◆ **WHAT TO DO**
Find and return each line containing "name".

#### GIVEN RECORDS ####

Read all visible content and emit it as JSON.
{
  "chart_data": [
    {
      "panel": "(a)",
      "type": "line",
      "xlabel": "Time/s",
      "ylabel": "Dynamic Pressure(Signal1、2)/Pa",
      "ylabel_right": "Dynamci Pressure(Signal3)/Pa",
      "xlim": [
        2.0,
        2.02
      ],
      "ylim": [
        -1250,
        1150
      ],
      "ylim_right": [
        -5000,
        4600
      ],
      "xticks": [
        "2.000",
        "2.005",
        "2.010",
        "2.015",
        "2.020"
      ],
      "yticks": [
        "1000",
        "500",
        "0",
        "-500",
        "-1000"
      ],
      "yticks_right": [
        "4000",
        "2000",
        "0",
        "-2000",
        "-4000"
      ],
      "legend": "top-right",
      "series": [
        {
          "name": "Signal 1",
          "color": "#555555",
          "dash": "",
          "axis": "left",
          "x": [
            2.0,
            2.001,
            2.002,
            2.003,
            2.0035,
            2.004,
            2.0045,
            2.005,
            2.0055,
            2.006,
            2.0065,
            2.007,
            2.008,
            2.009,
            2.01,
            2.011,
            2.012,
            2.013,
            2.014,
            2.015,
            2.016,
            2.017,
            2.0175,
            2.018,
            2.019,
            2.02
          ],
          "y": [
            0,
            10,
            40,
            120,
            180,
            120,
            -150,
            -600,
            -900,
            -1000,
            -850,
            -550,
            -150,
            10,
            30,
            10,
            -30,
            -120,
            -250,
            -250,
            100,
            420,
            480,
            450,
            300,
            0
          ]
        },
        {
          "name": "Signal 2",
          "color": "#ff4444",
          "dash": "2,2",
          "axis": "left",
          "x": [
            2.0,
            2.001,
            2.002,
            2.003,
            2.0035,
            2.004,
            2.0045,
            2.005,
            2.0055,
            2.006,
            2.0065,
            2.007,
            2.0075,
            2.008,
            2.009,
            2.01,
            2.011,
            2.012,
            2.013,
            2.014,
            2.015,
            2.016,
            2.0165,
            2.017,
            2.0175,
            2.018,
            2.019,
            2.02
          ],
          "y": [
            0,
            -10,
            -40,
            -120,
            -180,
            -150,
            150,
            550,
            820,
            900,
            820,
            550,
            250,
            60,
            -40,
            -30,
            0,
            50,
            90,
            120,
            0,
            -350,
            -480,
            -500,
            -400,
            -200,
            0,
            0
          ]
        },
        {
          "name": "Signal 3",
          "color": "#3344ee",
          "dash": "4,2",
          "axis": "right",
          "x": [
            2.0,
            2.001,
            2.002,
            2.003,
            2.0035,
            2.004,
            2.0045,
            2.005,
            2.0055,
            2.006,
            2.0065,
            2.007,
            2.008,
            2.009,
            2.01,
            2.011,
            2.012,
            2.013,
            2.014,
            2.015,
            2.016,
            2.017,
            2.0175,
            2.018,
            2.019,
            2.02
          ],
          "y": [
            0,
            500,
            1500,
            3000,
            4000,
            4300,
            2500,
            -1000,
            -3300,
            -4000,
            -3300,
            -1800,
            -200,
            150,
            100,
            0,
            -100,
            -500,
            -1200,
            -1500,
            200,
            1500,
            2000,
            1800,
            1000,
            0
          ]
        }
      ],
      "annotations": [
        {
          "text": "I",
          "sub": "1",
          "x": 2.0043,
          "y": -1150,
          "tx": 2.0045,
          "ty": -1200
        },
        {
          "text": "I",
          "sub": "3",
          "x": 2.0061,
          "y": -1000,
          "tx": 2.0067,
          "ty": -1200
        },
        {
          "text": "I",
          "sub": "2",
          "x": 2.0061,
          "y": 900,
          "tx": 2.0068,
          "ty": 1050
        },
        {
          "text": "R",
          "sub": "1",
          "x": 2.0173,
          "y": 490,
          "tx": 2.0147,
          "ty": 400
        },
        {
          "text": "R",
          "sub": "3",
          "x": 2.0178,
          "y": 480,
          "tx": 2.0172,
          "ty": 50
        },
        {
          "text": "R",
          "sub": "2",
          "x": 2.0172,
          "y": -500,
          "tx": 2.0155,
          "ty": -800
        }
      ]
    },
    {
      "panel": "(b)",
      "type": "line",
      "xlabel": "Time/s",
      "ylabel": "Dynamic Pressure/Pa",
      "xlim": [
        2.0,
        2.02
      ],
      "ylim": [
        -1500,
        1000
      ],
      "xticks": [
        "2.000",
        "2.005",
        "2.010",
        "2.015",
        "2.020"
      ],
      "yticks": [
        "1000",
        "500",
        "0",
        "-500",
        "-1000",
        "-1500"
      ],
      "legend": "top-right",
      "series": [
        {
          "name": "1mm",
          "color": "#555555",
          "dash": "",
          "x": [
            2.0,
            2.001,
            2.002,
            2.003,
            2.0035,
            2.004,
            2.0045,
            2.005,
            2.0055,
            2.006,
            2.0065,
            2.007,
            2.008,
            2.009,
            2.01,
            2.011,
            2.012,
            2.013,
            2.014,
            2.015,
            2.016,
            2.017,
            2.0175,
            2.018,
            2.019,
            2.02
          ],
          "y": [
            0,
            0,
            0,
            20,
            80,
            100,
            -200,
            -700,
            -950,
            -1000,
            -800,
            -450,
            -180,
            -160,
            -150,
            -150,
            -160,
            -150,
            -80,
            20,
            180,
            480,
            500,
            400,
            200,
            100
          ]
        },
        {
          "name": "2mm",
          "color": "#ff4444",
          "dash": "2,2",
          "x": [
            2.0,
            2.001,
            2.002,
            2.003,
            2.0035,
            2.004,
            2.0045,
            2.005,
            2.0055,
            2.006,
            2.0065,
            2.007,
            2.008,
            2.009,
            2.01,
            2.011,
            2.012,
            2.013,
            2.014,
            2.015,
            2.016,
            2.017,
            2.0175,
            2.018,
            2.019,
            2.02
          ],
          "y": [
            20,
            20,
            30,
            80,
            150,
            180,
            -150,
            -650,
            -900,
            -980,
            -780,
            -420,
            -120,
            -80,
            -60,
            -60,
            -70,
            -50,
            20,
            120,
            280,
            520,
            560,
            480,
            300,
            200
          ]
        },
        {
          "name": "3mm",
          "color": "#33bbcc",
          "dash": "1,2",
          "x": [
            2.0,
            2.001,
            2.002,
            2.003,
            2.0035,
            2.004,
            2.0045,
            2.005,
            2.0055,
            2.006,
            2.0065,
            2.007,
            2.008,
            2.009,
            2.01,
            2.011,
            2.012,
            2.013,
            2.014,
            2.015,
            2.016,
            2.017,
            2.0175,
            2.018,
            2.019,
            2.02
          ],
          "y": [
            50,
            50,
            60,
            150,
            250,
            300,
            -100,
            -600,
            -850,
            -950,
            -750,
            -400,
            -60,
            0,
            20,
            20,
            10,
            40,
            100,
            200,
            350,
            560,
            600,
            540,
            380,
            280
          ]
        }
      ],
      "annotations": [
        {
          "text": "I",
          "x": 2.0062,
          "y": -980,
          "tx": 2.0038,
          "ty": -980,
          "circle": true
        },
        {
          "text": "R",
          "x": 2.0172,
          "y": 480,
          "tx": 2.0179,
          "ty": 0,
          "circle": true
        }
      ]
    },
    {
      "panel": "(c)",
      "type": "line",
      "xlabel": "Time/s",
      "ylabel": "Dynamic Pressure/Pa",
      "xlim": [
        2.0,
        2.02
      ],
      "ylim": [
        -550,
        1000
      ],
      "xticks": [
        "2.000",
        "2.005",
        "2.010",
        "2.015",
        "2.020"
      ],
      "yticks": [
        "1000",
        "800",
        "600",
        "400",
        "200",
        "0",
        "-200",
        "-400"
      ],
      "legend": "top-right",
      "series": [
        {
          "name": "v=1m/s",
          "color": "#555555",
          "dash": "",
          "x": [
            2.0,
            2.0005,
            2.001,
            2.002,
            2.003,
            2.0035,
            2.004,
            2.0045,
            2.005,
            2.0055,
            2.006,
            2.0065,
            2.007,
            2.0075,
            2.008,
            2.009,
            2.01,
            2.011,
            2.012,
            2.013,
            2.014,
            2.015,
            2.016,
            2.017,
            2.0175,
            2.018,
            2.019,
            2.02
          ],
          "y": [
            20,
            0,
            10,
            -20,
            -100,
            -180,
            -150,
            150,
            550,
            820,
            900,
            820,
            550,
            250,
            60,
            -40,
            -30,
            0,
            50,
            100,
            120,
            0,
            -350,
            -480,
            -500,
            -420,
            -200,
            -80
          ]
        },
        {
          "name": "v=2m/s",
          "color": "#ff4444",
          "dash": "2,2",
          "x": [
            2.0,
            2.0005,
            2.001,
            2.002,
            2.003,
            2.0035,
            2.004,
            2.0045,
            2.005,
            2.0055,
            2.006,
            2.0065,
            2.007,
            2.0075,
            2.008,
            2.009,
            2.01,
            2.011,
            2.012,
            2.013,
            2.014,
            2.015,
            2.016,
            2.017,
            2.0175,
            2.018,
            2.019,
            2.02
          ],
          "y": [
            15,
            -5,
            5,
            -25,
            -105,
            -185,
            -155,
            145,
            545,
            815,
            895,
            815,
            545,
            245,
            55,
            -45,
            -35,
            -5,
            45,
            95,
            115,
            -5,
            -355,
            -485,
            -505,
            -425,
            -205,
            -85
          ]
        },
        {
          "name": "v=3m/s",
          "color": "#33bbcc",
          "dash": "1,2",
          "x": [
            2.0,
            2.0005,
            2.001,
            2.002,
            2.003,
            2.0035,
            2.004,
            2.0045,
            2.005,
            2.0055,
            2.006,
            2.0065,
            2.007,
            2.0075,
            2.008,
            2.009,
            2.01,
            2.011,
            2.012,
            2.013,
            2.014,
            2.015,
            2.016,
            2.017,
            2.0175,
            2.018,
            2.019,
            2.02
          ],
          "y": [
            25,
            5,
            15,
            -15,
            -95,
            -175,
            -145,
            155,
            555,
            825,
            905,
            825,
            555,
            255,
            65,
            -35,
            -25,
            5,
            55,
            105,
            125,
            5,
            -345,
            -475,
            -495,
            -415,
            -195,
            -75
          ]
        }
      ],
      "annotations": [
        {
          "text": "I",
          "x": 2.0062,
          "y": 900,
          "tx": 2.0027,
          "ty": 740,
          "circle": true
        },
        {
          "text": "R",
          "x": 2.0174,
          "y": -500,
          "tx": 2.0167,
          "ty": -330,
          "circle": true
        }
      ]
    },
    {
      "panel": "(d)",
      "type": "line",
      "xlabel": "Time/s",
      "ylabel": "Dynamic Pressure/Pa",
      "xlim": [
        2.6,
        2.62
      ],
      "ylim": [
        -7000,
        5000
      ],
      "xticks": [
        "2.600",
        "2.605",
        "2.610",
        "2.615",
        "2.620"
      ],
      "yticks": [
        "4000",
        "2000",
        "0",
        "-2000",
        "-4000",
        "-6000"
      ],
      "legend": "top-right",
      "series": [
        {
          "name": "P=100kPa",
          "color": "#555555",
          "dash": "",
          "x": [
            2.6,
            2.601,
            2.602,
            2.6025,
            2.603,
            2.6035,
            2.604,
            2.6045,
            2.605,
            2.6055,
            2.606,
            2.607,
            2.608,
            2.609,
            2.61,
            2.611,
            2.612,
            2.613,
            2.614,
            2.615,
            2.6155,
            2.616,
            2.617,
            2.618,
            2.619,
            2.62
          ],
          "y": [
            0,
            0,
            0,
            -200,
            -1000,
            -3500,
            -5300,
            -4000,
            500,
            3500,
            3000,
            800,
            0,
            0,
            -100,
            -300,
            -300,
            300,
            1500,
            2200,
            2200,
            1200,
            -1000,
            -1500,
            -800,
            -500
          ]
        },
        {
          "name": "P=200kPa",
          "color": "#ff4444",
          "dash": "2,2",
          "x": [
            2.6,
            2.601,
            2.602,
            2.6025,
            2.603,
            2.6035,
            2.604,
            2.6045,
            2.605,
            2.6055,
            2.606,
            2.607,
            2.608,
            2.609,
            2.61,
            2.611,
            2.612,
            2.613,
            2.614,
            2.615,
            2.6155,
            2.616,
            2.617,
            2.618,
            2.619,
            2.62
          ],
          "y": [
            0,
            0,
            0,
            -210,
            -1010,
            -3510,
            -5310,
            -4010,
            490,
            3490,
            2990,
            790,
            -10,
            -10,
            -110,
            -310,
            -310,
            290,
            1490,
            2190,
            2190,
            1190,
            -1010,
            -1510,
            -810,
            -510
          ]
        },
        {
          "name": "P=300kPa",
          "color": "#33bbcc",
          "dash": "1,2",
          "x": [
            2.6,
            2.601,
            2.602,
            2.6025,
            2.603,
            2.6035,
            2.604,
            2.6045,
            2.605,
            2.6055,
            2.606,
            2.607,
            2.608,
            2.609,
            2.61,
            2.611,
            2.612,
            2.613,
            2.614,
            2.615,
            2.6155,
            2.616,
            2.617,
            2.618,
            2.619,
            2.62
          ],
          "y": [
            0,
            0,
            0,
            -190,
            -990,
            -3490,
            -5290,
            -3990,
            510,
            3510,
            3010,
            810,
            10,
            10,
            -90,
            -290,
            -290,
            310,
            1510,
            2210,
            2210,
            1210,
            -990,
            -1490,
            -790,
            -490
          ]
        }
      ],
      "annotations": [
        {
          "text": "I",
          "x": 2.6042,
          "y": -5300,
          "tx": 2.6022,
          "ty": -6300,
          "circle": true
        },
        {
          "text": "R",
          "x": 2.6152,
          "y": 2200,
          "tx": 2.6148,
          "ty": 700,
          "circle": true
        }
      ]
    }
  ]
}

####

◆ **RESULT OF THIS EXERCISE**
          "name": "Signal 1",
          "name": "Signal 2",
          "name": "Signal 3",
          "name": "1mm",
          "name": "2mm",
          "name": "3mm",
          "name": "v=1m/s",
          "name": "v=2m/s",
          "name": "v=3m/s",
          "name": "P=100kPa",
          "name": "P=200kPa",
          "name": "P=300kPa",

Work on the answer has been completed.